◆ WRITTEN TASKS
- a) In the passage on speaker crossovers, what is it called when three amplifiers drive the bass, mid and treble while the crossover stays in place?
- b) Copy the passage on speaker crossovers word for word, from "To truly activate" to "is extremely rare.".
- c) Write the next part of the passage on speaker crossovers, picking up after its final sentence.

◆ SOURCE EXTRACT
These are often considered and usually shown in drawings to be a single fairly complex circuit, but they are in fact a number of individual 'filters' combined together. A speakers designed to be bi or tri wired, these filters are electrically and sometimes physically separated and connected between the appropriate input terminal and drive unit, thus the 'bass' terminals connect to the bass driver via the filter that rolls off the bass unit at higher frequencies, the 'tweeter' terminals are filtered to remove low frequencies etc, etc.

These filters, ie the crossover, is in circuit at all times whether you single, bi or tri wire, which is why it makes so little difference, you can use 3 amplifiers for bass, mid and treble if you wish, this is called passive tri-amping but since the crossover is still in place the improvements are unlikely to be worthwhile given the cost.

To truly activate your speakers, all the crossover circuits need to be removed and the drive units wired directly to the appropriate terminals, you then need to copy the exact functions of the passive crossover in an outboard electronic crossover, something best left to the experts. For example, Linn and Naim electronic crossovers are specific (sometimes by the use of dedicated boards or modules) to each speaker, a complex arrangement that explains why this kind of passive/active functionality is extremely rare.

◆ RECORDS SHOWN
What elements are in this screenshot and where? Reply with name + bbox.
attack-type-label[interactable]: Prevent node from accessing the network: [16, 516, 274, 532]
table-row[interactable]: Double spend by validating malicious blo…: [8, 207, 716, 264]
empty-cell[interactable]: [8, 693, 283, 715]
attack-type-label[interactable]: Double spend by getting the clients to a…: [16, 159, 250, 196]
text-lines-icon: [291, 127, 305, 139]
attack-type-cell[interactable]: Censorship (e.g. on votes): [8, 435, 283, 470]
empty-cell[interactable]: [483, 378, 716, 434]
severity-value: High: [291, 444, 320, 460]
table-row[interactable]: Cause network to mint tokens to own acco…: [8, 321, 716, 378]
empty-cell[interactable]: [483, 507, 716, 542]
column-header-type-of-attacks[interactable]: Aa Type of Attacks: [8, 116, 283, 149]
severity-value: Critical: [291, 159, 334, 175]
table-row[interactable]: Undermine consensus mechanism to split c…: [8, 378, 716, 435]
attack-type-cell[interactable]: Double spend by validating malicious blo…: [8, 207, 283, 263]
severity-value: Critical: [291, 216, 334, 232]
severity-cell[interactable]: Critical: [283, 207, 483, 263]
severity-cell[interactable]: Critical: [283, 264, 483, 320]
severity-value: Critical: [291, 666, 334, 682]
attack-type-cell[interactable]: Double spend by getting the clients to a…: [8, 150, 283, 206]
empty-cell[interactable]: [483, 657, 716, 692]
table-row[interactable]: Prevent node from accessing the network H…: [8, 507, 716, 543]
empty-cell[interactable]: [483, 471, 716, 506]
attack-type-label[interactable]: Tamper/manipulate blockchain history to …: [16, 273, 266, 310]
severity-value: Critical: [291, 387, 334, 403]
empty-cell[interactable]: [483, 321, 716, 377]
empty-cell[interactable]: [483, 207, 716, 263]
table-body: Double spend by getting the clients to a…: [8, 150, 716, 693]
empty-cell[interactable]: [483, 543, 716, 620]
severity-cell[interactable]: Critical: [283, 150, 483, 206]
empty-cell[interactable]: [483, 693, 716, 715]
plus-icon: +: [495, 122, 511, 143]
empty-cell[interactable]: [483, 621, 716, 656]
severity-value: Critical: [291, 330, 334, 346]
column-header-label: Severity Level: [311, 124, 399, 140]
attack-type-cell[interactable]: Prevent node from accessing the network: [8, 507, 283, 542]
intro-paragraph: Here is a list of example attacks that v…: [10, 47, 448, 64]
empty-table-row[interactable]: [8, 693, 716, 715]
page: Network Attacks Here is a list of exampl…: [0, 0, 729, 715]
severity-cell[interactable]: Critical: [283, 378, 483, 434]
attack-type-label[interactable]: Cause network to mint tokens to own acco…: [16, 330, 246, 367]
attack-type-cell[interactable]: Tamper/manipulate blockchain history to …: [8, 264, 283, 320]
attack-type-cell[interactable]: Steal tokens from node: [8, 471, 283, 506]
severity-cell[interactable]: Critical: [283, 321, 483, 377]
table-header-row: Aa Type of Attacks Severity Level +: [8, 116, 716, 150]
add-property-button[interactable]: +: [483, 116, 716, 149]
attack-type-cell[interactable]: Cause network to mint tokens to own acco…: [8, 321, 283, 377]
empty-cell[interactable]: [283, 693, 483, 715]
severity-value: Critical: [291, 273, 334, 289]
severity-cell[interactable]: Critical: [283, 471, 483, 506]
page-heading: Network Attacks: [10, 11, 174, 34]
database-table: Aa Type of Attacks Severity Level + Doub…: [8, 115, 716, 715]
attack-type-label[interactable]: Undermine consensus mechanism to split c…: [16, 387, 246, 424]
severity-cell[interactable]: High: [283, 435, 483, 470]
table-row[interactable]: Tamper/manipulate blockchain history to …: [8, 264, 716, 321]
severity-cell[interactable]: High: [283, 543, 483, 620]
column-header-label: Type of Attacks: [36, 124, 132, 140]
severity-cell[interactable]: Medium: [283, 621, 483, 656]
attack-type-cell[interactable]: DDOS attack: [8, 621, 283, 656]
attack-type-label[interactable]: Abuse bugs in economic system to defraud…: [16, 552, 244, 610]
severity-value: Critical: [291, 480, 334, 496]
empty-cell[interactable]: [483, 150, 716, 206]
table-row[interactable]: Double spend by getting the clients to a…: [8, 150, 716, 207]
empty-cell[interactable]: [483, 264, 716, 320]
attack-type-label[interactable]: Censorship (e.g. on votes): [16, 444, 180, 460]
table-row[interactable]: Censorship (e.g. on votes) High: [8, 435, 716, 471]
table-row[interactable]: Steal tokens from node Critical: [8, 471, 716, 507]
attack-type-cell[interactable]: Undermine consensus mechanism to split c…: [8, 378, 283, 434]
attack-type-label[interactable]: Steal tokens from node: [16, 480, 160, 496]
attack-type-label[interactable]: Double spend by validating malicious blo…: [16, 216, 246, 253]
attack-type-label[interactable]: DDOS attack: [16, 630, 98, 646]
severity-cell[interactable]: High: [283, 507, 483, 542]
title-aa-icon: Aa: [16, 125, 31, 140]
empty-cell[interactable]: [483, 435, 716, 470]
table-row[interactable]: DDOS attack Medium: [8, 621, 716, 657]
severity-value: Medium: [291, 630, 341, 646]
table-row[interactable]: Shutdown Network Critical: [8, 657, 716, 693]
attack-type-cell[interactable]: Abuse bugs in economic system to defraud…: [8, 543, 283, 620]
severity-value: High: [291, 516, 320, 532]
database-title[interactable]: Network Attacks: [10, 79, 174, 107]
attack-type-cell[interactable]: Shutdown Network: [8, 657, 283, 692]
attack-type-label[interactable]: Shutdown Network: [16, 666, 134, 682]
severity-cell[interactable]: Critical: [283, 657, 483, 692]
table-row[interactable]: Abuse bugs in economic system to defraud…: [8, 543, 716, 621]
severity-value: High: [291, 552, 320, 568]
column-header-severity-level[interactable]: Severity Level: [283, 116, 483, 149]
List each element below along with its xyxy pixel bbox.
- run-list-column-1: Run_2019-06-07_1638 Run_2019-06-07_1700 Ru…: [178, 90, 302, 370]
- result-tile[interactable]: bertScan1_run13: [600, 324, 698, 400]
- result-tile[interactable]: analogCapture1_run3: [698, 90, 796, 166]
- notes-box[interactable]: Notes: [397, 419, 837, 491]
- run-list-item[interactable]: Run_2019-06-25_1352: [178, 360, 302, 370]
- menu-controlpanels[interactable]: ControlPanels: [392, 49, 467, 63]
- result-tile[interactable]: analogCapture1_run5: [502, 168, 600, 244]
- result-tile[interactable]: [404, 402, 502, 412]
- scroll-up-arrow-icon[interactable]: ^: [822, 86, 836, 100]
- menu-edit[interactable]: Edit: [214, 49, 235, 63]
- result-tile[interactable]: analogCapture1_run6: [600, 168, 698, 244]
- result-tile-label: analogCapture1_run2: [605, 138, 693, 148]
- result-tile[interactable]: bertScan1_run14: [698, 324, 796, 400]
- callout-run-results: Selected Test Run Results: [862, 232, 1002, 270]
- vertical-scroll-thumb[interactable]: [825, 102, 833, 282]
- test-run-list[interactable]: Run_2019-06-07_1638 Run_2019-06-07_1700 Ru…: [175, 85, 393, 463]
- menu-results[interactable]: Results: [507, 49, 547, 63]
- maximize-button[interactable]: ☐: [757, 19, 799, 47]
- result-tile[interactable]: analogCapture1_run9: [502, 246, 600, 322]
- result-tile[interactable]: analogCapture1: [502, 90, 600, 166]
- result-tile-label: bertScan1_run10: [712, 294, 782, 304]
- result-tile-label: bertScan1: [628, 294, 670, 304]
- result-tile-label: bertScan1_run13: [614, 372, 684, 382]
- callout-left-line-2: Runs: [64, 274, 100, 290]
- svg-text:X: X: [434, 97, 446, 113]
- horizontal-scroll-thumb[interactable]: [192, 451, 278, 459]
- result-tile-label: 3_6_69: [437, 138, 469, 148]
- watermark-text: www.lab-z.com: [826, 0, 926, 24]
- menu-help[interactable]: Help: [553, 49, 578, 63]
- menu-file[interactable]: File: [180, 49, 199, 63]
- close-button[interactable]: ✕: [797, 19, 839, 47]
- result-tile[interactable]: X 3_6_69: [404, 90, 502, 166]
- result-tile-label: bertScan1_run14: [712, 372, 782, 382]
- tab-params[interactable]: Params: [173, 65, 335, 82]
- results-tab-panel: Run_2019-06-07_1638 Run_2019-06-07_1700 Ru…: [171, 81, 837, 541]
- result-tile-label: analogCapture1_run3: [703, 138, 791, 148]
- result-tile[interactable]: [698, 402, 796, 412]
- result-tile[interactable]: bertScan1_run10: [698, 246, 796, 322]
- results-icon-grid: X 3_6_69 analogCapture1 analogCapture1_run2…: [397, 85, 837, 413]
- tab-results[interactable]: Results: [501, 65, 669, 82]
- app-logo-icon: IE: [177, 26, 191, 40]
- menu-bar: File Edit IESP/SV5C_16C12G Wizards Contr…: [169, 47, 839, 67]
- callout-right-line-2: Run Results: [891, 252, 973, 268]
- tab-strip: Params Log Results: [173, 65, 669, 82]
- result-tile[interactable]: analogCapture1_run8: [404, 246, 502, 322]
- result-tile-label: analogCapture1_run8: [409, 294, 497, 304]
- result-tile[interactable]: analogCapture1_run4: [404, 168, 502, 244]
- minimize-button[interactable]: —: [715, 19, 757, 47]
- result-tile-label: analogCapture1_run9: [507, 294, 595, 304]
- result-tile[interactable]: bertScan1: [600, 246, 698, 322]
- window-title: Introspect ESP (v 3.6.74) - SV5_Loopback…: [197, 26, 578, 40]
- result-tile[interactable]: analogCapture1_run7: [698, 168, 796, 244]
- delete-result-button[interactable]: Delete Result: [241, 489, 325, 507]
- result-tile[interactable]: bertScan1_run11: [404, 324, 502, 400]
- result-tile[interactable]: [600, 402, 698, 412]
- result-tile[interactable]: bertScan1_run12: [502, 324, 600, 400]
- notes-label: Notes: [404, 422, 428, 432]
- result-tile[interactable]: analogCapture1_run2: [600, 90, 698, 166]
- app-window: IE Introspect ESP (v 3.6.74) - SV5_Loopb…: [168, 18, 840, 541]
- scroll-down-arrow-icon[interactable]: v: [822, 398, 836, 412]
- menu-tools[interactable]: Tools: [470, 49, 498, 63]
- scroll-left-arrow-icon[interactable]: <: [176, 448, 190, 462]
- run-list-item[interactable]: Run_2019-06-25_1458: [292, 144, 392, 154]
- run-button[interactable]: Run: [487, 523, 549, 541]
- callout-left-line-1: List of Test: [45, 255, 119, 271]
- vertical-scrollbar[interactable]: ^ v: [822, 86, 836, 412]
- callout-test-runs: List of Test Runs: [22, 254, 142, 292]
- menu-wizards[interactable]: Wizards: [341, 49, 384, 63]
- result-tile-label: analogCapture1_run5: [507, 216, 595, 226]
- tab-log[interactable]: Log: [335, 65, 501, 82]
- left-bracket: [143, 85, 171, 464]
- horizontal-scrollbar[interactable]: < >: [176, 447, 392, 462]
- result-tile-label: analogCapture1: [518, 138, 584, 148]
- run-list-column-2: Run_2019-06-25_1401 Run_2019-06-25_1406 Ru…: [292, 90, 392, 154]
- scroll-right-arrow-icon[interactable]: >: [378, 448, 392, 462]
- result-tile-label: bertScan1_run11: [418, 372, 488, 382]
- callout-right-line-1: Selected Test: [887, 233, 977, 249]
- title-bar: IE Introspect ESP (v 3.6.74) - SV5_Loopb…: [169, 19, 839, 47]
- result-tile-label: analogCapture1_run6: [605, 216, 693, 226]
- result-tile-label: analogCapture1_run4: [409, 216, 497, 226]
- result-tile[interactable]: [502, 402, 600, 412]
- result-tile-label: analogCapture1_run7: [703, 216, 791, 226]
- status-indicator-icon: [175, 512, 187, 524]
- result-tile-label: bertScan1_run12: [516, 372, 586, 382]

◆ ANSWERS FOR THE EXERCISE
- a) Passive tri-amping

- b)
To truly activate your speakers, all the crossover circuits need to be removed and the drive units wired directly to the appropriate terminals, you then need to copy the exact functions of the passive crossover in an outboard electronic crossover, something best left to the experts. For example, Linn and Naim electronic crossovers are specific (sometimes by the use of dedicated boards or modules) to each speaker, a complex arrangement that explains why this kind of passive/active functionality is extremely rare.

- c)
Active speakers in the pro world are usually 'integrated' designs with the electronic crossover designed for that particular speaker only, it may equalise the drive units in a similar manner to passive crossovers but with all the advantages of line level operation, multiple amps and direct conection. There are a few pro monitors, usually in the higher price range where the drive units used are of such quality that they are essentially flat through their operating range, in these cases regular electronic crossovers can be used to the choice of the studio/owner.

Sorry for the length of this post, but hopefully it helps explain what you are getting into.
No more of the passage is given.